Start Task data

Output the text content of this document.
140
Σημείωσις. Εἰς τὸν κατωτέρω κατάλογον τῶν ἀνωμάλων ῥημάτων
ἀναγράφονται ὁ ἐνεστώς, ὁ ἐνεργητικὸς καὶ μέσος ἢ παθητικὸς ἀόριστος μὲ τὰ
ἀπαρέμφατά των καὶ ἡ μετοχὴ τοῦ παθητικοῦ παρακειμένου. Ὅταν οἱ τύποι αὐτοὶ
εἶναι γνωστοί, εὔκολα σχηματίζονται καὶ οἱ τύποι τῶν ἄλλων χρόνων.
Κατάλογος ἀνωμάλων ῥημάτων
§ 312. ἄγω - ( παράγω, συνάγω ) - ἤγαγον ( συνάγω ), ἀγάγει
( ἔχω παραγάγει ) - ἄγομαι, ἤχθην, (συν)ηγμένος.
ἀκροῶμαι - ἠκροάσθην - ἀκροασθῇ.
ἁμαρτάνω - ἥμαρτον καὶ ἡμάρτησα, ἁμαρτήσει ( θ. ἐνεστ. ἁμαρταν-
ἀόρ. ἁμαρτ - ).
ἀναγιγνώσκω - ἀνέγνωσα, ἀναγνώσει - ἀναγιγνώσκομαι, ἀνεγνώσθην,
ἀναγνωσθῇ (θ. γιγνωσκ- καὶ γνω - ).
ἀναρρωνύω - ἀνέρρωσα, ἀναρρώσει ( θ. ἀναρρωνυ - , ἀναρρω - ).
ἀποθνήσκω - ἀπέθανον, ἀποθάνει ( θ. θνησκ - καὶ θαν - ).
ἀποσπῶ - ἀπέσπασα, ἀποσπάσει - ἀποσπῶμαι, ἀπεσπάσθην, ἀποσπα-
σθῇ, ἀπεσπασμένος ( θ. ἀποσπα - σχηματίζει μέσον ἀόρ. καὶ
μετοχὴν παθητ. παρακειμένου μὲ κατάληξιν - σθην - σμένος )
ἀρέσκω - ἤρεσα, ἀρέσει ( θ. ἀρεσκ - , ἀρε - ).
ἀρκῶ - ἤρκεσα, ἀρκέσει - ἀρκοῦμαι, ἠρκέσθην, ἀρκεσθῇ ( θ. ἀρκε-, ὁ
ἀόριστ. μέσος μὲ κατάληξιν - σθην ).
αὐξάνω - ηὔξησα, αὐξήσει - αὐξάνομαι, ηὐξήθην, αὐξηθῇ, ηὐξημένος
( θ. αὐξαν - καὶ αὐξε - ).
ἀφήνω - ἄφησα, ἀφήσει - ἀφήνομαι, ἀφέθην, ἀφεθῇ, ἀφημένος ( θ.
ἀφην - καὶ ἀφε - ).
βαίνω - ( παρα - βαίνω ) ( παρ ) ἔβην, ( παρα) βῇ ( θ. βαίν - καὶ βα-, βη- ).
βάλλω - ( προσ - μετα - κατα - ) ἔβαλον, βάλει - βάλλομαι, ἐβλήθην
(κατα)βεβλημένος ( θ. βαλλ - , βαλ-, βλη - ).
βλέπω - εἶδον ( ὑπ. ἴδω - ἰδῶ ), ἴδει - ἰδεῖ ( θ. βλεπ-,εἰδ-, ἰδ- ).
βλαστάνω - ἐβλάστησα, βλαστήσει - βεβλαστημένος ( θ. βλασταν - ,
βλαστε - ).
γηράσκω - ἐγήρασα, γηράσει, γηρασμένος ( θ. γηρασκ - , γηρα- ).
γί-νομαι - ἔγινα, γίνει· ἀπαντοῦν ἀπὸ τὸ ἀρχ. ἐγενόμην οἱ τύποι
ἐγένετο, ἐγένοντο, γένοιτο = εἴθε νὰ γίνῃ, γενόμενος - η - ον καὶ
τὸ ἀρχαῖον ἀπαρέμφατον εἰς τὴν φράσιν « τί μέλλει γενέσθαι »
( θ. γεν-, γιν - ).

End Task data

What to do
Print the records once more, exactly as they were given.

Written response
Output the text content of this document.
140
Σημείωσις. Εἰς τὸν κατωτέρω κατάλογον τῶν ἀνωμάλων ῥημάτων
ἀναγράφονται ὁ ἐνεστώς, ὁ ἐνεργητικὸς καὶ μέσος ἢ παθητικὸς ἀόριστος μὲ τὰ
ἀπαρέμφατά των καὶ ἡ μετοχὴ τοῦ παθητικοῦ παρακειμένου. Ὅταν οἱ τύποι αὐτοὶ
εἶναι γνωστοί, εὔκολα σχηματίζονται καὶ οἱ τύποι τῶν ἄλλων χρόνων.
Κατάλογος ἀνωμάλων ῥημάτων
§ 312. ἄγω - ( παράγω, συνάγω ) - ἤγαγον ( συνάγω ), ἀγάγει
( ἔχω παραγάγει ) - ἄγομαι, ἤχθην, (συν)ηγμένος.
ἀκροῶμαι - ἠκροάσθην - ἀκροασθῇ.
ἁμαρτάνω - ἥμαρτον καὶ ἡμάρτησα, ἁμαρτήσει ( θ. ἐνεστ. ἁμαρταν-
ἀόρ. ἁμαρτ - ).
ἀναγιγνώσκω - ἀνέγνωσα, ἀναγνώσει - ἀναγιγνώσκομαι, ἀνεγνώσθην,
ἀναγνωσθῇ (θ. γιγνωσκ- καὶ γνω - ).
ἀναρρωνύω - ἀνέρρωσα, ἀναρρώσει ( θ. ἀναρρωνυ - , ἀναρρω - ).
ἀποθνήσκω - ἀπέθανον, ἀποθάνει ( θ. θνησκ - καὶ θαν - ).
ἀποσπῶ - ἀπέσπασα, ἀποσπάσει - ἀποσπῶμαι, ἀπεσπάσθην, ἀποσπα-
σθῇ, ἀπεσπασμένος ( θ. ἀποσπα - σχηματίζει μέσον ἀόρ. καὶ
μετοχὴν παθητ. παρακειμένου μὲ κατάληξιν - σθην - σμένος )
ἀρέσκω - ἤρεσα, ἀρέσει ( θ. ἀρεσκ - , ἀρε - ).
ἀρκῶ - ἤρκεσα, ἀρκέσει - ἀρκοῦμαι, ἠρκέσθην, ἀρκεσθῇ ( θ. ἀρκε-, ὁ
ἀόριστ. μέσος μὲ κατάληξιν - σθην ).
αὐξάνω - ηὔξησα, αὐξήσει - αὐξάνομαι, ηὐξήθην, αὐξηθῇ, ηὐξημένος
( θ. αὐξαν - καὶ αὐξε - ).
ἀφήνω - ἄφησα, ἀφήσει - ἀφήνομαι, ἀφέθην, ἀφεθῇ, ἀφημένος ( θ.
ἀφην - καὶ ἀφε - ).
βαίνω - ( παρα - βαίνω ) ( παρ ) ἔβην, ( παρα) βῇ ( θ. βαίν - καὶ βα-, βη- ).
βάλλω - ( προσ - μετα - κατα - ) ἔβαλον, βάλει - βάλλομαι, ἐβλήθην
(κατα)βεβλημένος ( θ. βαλλ - , βαλ-, βλη - ).
βλέπω - εἶδον ( ὑπ. ἴδω - ἰδῶ ), ἴδει - ἰδεῖ ( θ. βλεπ-,εἰδ-, ἰδ- ).
βλαστάνω - ἐβλάστησα, βλαστήσει - βεβλαστημένος ( θ. βλασταν - ,
βλαστε - ).
γηράσκω - ἐγήρασα, γηράσει, γηρασμένος ( θ. γηρασκ - , γηρα- ).
γί-νομαι - ἔγινα, γίνει· ἀπαντοῦν ἀπὸ τὸ ἀρχ. ἐγενόμην οἱ τύποι
ἐγένετο, ἐγένοντο, γένοιτο = εἴθε νὰ γίνῃ, γενόμενος - η - ον καὶ
τὸ ἀρχαῖον ἀπαρέμφατον εἰς τὴν φράσιν « τί μέλλει γενέσθαι »
( θ. γεν-, γιν - ).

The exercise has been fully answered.